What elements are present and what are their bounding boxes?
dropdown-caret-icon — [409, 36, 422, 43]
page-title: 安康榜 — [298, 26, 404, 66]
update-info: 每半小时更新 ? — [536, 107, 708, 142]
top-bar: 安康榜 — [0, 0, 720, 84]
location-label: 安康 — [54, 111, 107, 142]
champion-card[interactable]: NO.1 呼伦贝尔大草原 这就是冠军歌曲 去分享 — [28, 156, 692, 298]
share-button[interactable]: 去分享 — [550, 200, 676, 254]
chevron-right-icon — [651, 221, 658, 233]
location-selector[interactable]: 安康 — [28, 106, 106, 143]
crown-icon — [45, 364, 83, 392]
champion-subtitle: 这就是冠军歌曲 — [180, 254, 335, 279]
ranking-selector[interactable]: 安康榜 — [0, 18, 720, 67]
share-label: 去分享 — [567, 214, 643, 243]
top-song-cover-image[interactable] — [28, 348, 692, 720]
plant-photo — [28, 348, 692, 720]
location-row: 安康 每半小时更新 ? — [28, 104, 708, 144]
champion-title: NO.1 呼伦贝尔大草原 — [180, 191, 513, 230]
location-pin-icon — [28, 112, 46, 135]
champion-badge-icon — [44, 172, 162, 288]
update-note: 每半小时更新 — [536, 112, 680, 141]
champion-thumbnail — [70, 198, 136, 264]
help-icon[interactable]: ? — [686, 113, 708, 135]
-.-.-
_WORK INSTRUCTIONS:_ Repeat every line of the records word for word.

_SOLUTION FOR THIS TASK:_
What elements are present and what are their bounding boxes?
dropdown-caret-icon — [409, 36, 422, 43]
page-title: 安康榜 — [298, 26, 404, 66]
update-info: 每半小时更新 ? — [536, 107, 708, 142]
top-bar: 安康榜 — [0, 0, 720, 84]
location-label: 安康 — [54, 111, 107, 142]
champion-card[interactable]: NO.1 呼伦贝尔大草原 这就是冠军歌曲 去分享 — [28, 156, 692, 298]
share-button[interactable]: 去分享 — [550, 200, 676, 254]
chevron-right-icon — [651, 221, 658, 233]
location-selector[interactable]: 安康 — [28, 106, 106, 143]
crown-icon — [45, 364, 83, 392]
champion-subtitle: 这就是冠军歌曲 — [180, 254, 335, 279]
ranking-selector[interactable]: 安康榜 — [0, 18, 720, 67]
share-label: 去分享 — [567, 214, 643, 243]
top-song-cover-image[interactable] — [28, 348, 692, 720]
plant-photo — [28, 348, 692, 720]
location-row: 安康 每半小时更新 ? — [28, 104, 708, 144]
champion-title: NO.1 呼伦贝尔大草原 — [180, 191, 513, 230]
location-pin-icon — [28, 112, 46, 135]
champion-badge-icon — [44, 172, 162, 288]
update-note: 每半小时更新 — [536, 112, 680, 141]
champion-thumbnail — [70, 198, 136, 264]
help-icon[interactable]: ? — [686, 113, 708, 135]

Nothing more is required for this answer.